[START OF RECORDS FOR THE TASK]

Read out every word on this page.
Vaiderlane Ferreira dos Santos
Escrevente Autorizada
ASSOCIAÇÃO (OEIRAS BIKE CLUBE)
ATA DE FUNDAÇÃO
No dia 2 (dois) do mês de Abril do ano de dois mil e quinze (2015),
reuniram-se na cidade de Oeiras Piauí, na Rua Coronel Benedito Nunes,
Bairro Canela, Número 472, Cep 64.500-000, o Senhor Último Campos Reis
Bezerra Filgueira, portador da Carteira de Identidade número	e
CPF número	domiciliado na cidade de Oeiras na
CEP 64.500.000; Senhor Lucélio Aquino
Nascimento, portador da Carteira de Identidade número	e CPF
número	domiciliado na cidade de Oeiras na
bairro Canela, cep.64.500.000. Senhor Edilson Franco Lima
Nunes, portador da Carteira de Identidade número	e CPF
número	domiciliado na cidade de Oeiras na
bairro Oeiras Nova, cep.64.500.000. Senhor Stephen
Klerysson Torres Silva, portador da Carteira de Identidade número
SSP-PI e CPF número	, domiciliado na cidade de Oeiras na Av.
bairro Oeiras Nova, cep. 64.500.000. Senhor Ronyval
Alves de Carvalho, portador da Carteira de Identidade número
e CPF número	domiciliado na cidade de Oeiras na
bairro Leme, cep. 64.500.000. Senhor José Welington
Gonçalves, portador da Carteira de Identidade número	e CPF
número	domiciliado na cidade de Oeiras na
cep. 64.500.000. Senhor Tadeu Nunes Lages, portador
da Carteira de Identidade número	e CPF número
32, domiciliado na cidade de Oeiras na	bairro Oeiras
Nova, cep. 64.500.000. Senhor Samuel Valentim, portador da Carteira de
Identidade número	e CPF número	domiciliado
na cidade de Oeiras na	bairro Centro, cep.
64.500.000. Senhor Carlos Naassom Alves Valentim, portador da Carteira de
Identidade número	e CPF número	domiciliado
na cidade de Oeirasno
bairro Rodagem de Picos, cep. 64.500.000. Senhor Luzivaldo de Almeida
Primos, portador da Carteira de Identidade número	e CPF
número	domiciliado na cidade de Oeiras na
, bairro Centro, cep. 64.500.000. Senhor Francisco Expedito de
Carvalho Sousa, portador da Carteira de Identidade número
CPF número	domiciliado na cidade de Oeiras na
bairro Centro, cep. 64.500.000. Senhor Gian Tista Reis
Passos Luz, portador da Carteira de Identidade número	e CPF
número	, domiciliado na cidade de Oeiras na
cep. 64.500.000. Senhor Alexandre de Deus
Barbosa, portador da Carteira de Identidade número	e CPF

[END OF RECORDS FOR THE TASK]
[START OF RECORDS FOR THE TASK]

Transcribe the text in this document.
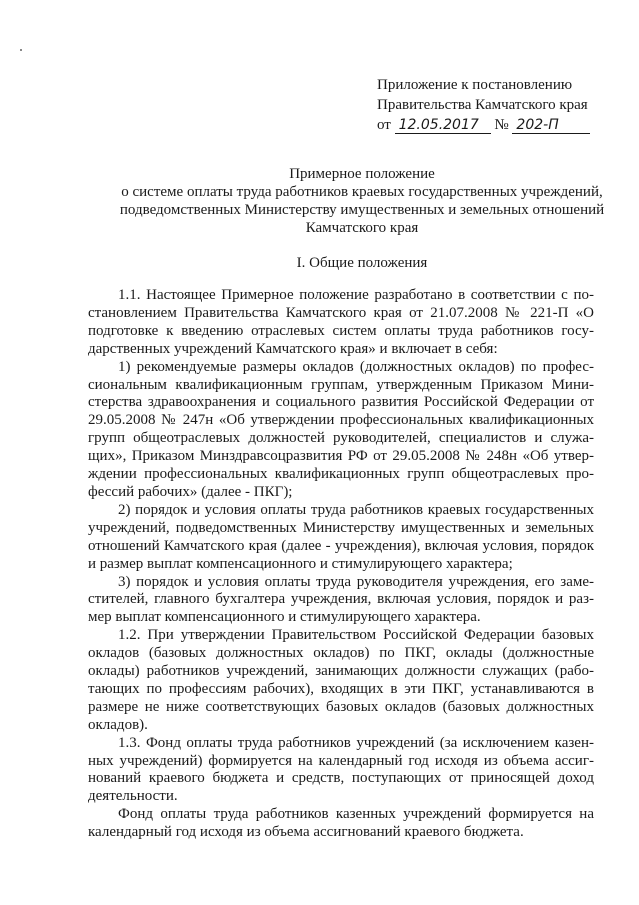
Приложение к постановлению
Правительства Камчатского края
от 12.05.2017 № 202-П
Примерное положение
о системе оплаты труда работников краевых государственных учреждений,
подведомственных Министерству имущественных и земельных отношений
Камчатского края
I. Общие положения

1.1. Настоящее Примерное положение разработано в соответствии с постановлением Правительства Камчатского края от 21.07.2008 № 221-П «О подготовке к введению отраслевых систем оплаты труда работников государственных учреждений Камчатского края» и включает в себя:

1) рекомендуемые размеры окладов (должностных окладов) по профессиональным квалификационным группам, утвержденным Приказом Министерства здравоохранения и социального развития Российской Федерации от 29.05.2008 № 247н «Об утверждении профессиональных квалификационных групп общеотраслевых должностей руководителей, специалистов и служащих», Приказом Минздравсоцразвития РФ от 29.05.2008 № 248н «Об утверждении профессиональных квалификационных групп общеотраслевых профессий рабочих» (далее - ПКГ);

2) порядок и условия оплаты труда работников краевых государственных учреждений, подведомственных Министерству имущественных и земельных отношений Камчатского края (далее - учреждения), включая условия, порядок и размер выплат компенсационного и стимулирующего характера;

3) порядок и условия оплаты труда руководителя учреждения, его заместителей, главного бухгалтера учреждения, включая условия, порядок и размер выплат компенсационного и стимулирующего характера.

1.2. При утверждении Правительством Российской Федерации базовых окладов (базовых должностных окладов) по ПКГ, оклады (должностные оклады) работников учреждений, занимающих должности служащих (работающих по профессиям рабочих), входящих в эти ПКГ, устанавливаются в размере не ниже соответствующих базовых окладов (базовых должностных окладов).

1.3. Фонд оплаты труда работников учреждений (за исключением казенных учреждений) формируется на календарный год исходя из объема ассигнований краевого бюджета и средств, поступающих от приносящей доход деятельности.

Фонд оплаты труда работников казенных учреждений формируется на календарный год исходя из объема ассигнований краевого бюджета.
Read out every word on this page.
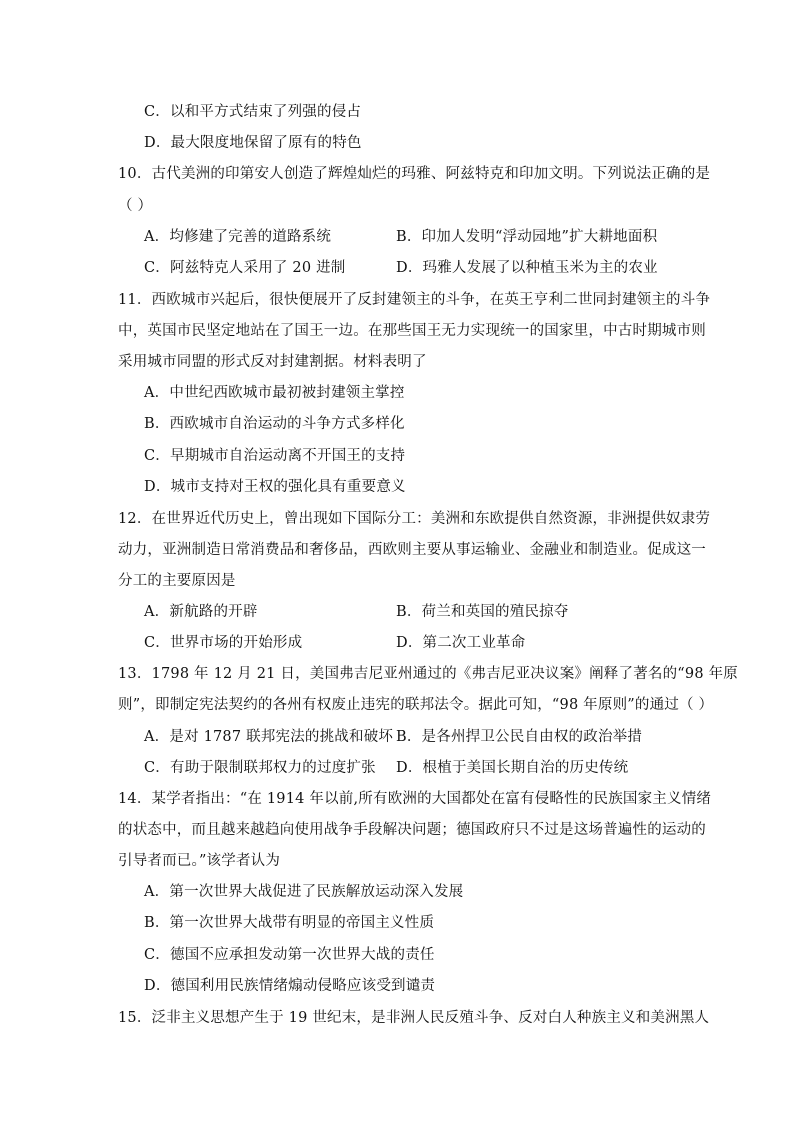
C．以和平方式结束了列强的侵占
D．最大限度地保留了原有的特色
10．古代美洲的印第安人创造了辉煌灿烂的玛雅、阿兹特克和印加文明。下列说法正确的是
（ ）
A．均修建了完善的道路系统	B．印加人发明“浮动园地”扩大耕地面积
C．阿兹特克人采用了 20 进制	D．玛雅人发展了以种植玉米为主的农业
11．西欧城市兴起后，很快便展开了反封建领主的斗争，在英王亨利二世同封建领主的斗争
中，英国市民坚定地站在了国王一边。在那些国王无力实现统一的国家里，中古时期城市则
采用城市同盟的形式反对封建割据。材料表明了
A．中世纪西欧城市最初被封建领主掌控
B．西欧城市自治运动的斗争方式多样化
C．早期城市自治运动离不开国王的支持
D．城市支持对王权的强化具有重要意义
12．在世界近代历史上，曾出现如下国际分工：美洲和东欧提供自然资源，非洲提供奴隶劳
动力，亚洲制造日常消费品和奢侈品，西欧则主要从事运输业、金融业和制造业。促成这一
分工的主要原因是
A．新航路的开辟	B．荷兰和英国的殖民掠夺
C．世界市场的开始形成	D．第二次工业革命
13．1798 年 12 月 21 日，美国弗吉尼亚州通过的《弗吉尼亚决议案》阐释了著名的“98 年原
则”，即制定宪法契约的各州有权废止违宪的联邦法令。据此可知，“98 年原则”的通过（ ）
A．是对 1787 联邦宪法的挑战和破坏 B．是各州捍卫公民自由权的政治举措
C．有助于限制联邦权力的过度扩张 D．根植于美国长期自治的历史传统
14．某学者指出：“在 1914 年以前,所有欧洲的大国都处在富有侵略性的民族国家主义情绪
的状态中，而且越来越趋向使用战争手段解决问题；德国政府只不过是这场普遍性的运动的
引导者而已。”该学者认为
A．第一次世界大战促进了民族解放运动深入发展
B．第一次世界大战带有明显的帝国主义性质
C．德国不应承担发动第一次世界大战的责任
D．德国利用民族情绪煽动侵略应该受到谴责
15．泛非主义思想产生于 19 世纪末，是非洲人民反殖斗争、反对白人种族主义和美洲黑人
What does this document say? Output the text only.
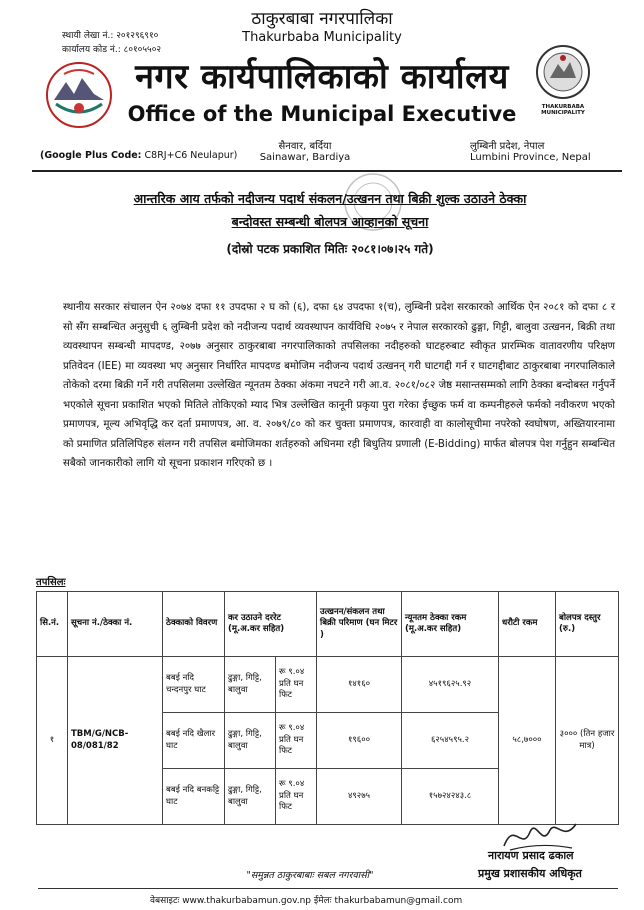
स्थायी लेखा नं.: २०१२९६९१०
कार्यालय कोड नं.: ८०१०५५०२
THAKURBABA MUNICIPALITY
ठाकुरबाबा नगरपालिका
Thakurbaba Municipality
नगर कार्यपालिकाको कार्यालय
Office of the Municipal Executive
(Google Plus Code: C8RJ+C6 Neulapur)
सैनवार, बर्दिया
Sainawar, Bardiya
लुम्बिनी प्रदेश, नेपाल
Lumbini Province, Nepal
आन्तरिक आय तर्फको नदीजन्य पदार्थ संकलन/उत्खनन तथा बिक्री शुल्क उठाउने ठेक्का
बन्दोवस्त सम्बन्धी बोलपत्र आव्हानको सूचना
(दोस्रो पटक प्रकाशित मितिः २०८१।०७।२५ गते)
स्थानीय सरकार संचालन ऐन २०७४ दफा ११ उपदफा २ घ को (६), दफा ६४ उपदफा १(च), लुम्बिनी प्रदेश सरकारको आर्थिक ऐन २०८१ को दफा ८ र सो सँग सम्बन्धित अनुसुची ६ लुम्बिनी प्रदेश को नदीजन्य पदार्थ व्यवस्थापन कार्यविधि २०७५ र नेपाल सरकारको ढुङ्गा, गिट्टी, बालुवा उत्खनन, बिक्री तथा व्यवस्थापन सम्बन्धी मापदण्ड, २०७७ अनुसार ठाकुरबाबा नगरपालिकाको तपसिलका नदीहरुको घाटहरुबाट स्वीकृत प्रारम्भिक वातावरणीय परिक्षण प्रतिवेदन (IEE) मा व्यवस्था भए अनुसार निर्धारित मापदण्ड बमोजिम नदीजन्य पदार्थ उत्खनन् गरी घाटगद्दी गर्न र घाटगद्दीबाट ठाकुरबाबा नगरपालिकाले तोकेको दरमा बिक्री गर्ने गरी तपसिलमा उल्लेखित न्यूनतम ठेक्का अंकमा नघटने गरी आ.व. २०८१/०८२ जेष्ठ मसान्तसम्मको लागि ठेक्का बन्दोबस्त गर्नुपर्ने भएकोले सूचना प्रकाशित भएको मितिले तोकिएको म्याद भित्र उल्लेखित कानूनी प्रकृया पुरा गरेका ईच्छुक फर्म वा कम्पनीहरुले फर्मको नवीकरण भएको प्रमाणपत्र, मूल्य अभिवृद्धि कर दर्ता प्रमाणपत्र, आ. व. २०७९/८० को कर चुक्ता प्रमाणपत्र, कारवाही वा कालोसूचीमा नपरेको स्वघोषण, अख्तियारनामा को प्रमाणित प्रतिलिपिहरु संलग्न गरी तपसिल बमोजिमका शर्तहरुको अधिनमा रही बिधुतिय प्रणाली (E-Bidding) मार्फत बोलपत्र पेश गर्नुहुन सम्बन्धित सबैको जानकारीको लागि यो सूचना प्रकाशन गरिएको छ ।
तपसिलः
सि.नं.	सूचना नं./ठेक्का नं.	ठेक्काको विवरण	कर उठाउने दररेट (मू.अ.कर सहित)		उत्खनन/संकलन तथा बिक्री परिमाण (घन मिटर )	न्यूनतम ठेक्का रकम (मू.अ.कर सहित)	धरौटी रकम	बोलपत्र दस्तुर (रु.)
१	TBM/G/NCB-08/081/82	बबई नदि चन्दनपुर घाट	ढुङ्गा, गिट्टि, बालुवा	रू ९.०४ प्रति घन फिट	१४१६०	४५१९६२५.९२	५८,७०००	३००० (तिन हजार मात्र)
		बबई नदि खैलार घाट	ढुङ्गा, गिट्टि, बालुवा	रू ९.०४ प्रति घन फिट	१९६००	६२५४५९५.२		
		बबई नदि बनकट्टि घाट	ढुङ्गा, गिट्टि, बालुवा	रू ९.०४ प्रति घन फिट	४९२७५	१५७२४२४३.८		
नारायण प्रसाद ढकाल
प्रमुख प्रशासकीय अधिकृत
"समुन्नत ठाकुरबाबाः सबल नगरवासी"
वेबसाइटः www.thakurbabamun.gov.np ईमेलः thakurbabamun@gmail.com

[END OF RECORDS FOR THE TASK]
[START OF RECORDS FOR THE TASK]

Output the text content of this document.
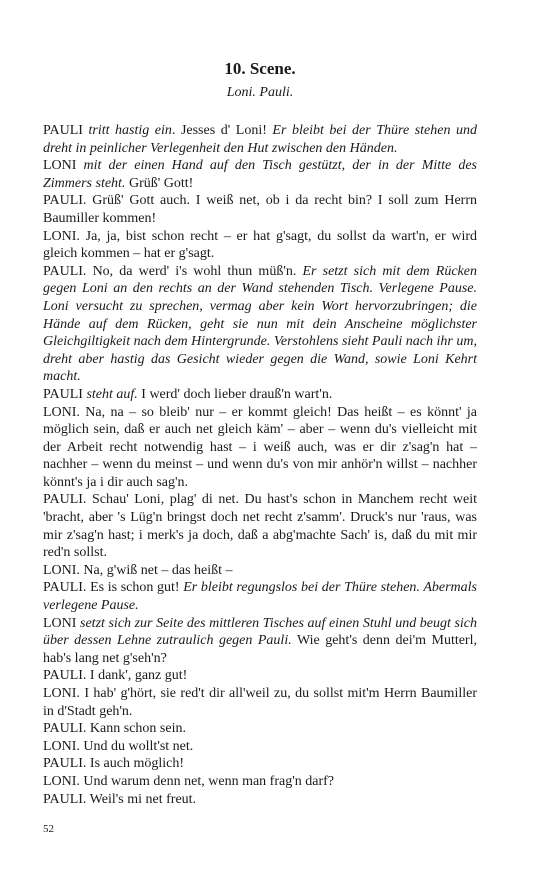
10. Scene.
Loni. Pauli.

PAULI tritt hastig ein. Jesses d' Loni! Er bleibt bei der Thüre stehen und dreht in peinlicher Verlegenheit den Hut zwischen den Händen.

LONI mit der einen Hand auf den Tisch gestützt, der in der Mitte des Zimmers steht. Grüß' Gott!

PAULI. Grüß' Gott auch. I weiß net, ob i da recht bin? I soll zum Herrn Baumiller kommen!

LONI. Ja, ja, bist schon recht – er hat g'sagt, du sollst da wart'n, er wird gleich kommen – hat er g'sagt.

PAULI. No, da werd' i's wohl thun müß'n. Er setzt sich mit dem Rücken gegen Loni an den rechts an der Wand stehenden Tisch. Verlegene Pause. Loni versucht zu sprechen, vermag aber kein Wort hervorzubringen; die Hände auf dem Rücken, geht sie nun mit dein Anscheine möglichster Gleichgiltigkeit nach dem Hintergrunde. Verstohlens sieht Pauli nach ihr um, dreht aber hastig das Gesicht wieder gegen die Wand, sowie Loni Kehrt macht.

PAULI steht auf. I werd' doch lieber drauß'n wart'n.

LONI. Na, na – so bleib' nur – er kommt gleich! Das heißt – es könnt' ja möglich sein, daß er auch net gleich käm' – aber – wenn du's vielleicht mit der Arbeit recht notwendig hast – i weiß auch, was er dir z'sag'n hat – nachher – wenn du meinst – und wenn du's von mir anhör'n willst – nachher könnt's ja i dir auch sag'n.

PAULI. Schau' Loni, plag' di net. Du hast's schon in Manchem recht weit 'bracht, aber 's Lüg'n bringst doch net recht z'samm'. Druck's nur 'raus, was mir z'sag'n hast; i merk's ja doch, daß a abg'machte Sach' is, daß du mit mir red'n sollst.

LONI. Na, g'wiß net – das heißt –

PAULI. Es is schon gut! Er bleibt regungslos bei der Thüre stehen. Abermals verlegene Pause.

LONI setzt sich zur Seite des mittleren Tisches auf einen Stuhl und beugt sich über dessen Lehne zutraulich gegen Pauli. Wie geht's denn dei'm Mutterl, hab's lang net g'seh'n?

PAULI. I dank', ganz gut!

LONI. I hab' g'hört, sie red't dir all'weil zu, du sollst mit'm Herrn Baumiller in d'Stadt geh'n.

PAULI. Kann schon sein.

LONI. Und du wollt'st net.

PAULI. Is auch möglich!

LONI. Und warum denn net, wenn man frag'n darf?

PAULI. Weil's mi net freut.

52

[END OF RECORDS FOR THE TASK]

**WHAT TO DO**. Tell how many lines in the material contain the word "wenn". Only the number is wanted.

**RESPONSE**. 2